### Exercise directions
Only the number is wanted: count the lines that include the word "governed".

### Dataset content
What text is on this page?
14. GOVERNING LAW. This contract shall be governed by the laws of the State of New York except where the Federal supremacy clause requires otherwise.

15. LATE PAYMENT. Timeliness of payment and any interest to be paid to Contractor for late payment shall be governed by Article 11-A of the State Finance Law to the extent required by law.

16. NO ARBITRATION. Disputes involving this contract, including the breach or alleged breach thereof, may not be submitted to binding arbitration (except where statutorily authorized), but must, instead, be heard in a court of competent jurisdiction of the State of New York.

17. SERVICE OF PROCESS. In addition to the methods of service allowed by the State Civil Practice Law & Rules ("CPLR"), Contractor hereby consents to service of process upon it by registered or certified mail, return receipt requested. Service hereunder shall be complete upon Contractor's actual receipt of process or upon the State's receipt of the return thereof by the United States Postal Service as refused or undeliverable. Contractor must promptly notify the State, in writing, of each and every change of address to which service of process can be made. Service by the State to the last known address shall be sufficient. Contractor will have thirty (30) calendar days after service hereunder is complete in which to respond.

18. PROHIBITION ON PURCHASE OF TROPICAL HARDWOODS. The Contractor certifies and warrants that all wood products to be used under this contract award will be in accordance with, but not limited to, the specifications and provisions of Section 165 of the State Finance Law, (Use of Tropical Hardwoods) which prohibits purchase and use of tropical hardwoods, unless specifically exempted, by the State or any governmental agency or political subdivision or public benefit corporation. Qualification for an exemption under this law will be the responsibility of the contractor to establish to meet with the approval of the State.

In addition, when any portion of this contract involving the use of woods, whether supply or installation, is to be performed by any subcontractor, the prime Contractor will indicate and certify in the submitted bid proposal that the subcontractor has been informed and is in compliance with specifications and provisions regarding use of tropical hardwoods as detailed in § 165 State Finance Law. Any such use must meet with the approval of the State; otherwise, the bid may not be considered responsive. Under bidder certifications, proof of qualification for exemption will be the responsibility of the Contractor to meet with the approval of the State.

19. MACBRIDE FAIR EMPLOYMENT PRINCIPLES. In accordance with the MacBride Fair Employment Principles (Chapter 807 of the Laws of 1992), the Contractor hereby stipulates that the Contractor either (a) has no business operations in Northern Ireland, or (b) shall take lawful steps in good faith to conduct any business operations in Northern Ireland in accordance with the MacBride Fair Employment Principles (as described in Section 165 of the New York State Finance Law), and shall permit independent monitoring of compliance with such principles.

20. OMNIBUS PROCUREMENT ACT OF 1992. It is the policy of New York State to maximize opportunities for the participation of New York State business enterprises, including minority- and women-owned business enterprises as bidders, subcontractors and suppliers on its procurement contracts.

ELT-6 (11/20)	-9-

### Solution to this task
2